*Problem to work on*. Search the material for the string "зарегистрирована", then report how many lines hold it, with no other text.

*Provided records*.

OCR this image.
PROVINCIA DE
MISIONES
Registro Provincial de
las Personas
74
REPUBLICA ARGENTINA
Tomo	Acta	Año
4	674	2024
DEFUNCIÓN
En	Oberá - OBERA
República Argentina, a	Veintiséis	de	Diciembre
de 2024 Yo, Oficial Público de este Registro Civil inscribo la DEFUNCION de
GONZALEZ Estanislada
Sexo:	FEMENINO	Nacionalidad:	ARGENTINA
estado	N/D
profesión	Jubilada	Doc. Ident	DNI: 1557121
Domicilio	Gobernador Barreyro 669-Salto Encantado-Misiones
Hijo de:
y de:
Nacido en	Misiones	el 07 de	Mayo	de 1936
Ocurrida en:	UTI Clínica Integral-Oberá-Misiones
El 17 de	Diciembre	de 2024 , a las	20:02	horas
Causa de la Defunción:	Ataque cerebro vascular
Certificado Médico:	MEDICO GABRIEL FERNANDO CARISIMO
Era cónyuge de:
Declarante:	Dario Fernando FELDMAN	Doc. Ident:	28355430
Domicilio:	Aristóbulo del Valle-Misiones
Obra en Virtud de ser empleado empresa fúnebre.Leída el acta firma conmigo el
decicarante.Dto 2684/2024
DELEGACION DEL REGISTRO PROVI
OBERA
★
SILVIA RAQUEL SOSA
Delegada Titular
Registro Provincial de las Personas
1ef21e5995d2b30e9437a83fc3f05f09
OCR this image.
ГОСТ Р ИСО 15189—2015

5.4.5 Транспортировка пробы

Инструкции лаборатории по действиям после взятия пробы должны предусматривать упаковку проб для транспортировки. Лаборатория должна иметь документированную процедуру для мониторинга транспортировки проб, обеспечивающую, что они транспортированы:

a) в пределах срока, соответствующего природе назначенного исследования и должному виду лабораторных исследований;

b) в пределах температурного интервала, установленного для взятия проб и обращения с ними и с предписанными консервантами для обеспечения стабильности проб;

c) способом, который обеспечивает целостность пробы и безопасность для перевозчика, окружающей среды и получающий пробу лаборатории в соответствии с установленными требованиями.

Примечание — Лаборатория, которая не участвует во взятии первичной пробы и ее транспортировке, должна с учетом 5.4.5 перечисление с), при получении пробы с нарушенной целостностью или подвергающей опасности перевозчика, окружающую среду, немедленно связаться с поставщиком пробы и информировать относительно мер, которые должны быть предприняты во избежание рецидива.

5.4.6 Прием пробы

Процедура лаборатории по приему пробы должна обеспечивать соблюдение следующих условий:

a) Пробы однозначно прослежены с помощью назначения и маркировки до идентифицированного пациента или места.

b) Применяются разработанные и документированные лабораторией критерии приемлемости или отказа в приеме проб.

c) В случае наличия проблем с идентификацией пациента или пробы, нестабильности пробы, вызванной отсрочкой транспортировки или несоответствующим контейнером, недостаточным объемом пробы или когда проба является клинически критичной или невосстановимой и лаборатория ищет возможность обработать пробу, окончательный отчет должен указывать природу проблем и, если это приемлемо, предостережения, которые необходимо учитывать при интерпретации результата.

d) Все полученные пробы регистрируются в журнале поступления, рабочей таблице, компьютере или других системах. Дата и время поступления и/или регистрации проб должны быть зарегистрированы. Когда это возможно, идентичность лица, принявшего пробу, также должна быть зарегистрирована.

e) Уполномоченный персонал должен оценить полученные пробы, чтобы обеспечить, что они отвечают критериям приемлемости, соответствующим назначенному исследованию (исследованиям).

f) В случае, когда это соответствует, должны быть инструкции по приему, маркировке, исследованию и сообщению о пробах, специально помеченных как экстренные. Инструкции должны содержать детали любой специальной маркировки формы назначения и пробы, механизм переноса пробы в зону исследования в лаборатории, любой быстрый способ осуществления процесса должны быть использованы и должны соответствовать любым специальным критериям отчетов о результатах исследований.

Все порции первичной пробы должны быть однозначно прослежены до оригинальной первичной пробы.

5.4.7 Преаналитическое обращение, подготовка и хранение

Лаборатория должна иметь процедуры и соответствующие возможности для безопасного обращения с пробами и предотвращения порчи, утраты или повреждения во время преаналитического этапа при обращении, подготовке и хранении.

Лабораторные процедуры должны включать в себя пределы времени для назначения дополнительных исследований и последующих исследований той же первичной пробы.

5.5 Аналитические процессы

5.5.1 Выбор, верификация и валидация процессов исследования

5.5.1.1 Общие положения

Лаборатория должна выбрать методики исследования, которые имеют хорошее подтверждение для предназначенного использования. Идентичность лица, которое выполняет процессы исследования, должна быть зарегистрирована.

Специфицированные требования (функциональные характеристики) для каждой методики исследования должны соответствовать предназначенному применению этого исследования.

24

*Expected answer*. 2